**What needs to be done:** Without altering anything, repeat each of the records.

[START OF Given information]

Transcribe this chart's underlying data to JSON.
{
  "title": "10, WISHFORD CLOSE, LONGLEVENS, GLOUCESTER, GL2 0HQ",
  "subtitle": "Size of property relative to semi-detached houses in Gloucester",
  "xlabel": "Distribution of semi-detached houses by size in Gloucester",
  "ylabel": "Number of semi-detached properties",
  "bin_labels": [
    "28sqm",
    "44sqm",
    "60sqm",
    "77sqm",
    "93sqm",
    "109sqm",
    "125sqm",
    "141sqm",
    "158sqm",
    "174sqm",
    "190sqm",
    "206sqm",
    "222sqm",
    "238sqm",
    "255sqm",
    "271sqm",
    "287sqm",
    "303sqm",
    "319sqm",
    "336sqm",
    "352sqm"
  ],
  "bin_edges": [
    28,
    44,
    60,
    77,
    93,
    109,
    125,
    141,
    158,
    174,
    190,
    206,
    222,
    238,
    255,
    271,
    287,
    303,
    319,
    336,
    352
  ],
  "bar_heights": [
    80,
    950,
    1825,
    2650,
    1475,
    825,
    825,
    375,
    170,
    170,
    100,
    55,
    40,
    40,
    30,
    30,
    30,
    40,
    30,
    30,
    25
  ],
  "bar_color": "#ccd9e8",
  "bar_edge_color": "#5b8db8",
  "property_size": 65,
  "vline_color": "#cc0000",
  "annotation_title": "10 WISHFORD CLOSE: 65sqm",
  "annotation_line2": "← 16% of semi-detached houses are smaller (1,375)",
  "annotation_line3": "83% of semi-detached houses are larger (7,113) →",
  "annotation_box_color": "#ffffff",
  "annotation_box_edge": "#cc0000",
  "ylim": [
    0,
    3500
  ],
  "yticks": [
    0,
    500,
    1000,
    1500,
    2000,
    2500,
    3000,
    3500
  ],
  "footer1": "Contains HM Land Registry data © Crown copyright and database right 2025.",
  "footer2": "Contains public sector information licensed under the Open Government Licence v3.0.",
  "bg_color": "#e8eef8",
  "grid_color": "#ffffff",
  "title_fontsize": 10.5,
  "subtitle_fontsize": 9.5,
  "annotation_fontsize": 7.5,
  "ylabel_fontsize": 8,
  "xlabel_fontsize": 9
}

[END OF Given information]

**Complete answer:**
Transcribe this chart's underlying data to JSON.
{
  "title": "10, WISHFORD CLOSE, LONGLEVENS, GLOUCESTER, GL2 0HQ",
  "subtitle": "Size of property relative to semi-detached houses in Gloucester",
  "xlabel": "Distribution of semi-detached houses by size in Gloucester",
  "ylabel": "Number of semi-detached properties",
  "bin_labels": [
    "28sqm",
    "44sqm",
    "60sqm",
    "77sqm",
    "93sqm",
    "109sqm",
    "125sqm",
    "141sqm",
    "158sqm",
    "174sqm",
    "190sqm",
    "206sqm",
    "222sqm",
    "238sqm",
    "255sqm",
    "271sqm",
    "287sqm",
    "303sqm",
    "319sqm",
    "336sqm",
    "352sqm"
  ],
  "bin_edges": [
    28,
    44,
    60,
    77,
    93,
    109,
    125,
    141,
    158,
    174,
    190,
    206,
    222,
    238,
    255,
    271,
    287,
    303,
    319,
    336,
    352
  ],
  "bar_heights": [
    80,
    950,
    1825,
    2650,
    1475,
    825,
    825,
    375,
    170,
    170,
    100,
    55,
    40,
    40,
    30,
    30,
    30,
    40,
    30,
    30,
    25
  ],
  "bar_color": "#ccd9e8",
  "bar_edge_color": "#5b8db8",
  "property_size": 65,
  "vline_color": "#cc0000",
  "annotation_title": "10 WISHFORD CLOSE: 65sqm",
  "annotation_line2": "← 16% of semi-detached houses are smaller (1,375)",
  "annotation_line3": "83% of semi-detached houses are larger (7,113) →",
  "annotation_box_color": "#ffffff",
  "annotation_box_edge": "#cc0000",
  "ylim": [
    0,
    3500
  ],
  "yticks": [
    0,
    500,
    1000,
    1500,
    2000,
    2500,
    3000,
    3500
  ],
  "footer1": "Contains HM Land Registry data © Crown copyright and database right 2025.",
  "footer2": "Contains public sector information licensed under the Open Government Licence v3.0.",
  "bg_color": "#e8eef8",
  "grid_color": "#ffffff",
  "title_fontsize": 10.5,
  "subtitle_fontsize": 9.5,
  "annotation_fontsize": 7.5,
  "ylabel_fontsize": 8,
  "xlabel_fontsize": 9
}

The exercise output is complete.